What the task asks: Go through the entries and transcribe each one exactly, dropping the pictures.

Entries:
####################

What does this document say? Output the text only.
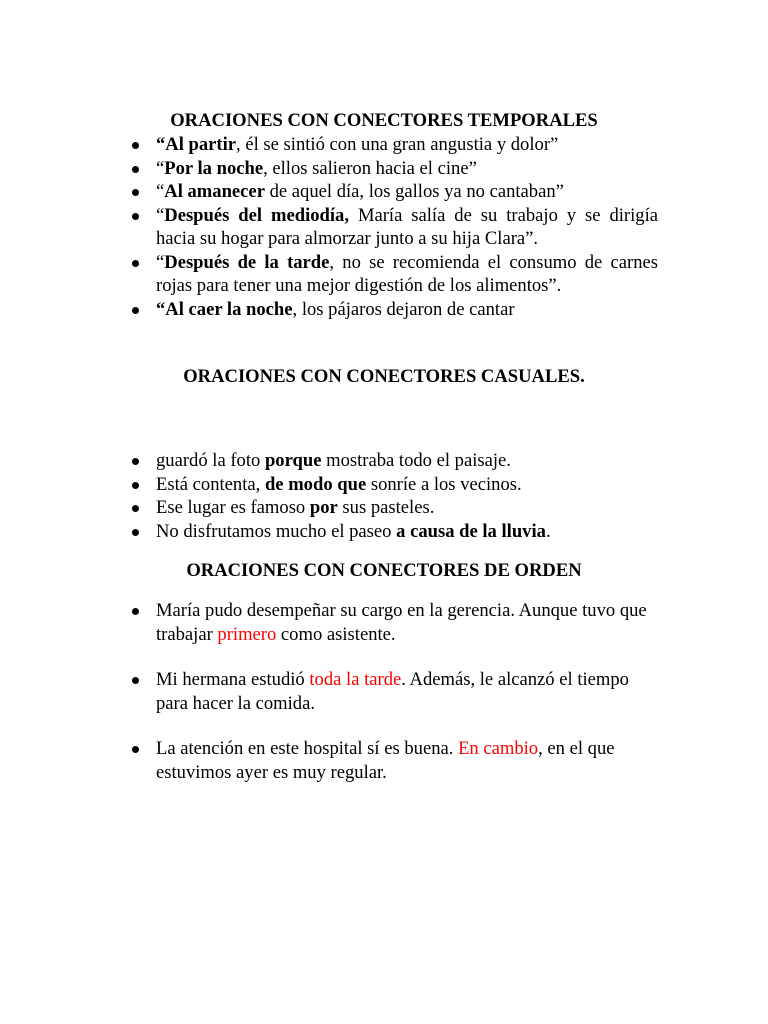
ORACIONES CON CONECTORES TEMPORALES
“Al partir, él se sintió con una gran angustia y dolor”
“Por la noche, ellos salieron hacia el cine”
“Al amanecer de aquel día, los gallos ya no cantaban”
“Después del mediodía, María salía de su trabajo y se dirigía hacia su hogar para almorzar junto a su hija Clara”.
“Después de la tarde, no se recomienda el consumo de carnes rojas para tener una mejor digestión de los alimentos”.
“Al caer la noche, los pájaros dejaron de cantar
ORACIONES CON CONECTORES CASUALES.
guardó la foto porque mostraba todo el paisaje.
Está contenta, de modo que sonríe a los vecinos.
Ese lugar es famoso por sus pasteles.
No disfrutamos mucho el paseo a causa de la lluvia.
ORACIONES CON CONECTORES DE ORDEN
María pudo desempeñar su cargo en la gerencia. Aunque tuvo que trabajar primero como asistente.
Mi hermana estudió toda la tarde. Además, le alcanzó el tiempo para hacer la comida.
La atención en este hospital sí es buena. En cambio, en el que estuvimos ayer es muy regular.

####################

Correct result:
What does this document say? Output the text only.
ORACIONES CON CONECTORES TEMPORALES
“Al partir, él se sintió con una gran angustia y dolor”
“Por la noche, ellos salieron hacia el cine”
“Al amanecer de aquel día, los gallos ya no cantaban”
“Después del mediodía, María salía de su trabajo y se dirigía hacia su hogar para almorzar junto a su hija Clara”.
“Después de la tarde, no se recomienda el consumo de carnes rojas para tener una mejor digestión de los alimentos”.
“Al caer la noche, los pájaros dejaron de cantar
ORACIONES CON CONECTORES CASUALES.
guardó la foto porque mostraba todo el paisaje.
Está contenta, de modo que sonríe a los vecinos.
Ese lugar es famoso por sus pasteles.
No disfrutamos mucho el paseo a causa de la lluvia.
ORACIONES CON CONECTORES DE ORDEN
María pudo desempeñar su cargo en la gerencia. Aunque tuvo que trabajar primero como asistente.
Mi hermana estudió toda la tarde. Además, le alcanzó el tiempo para hacer la comida.
La atención en este hospital sí es buena. En cambio, en el que estuvimos ayer es muy regular.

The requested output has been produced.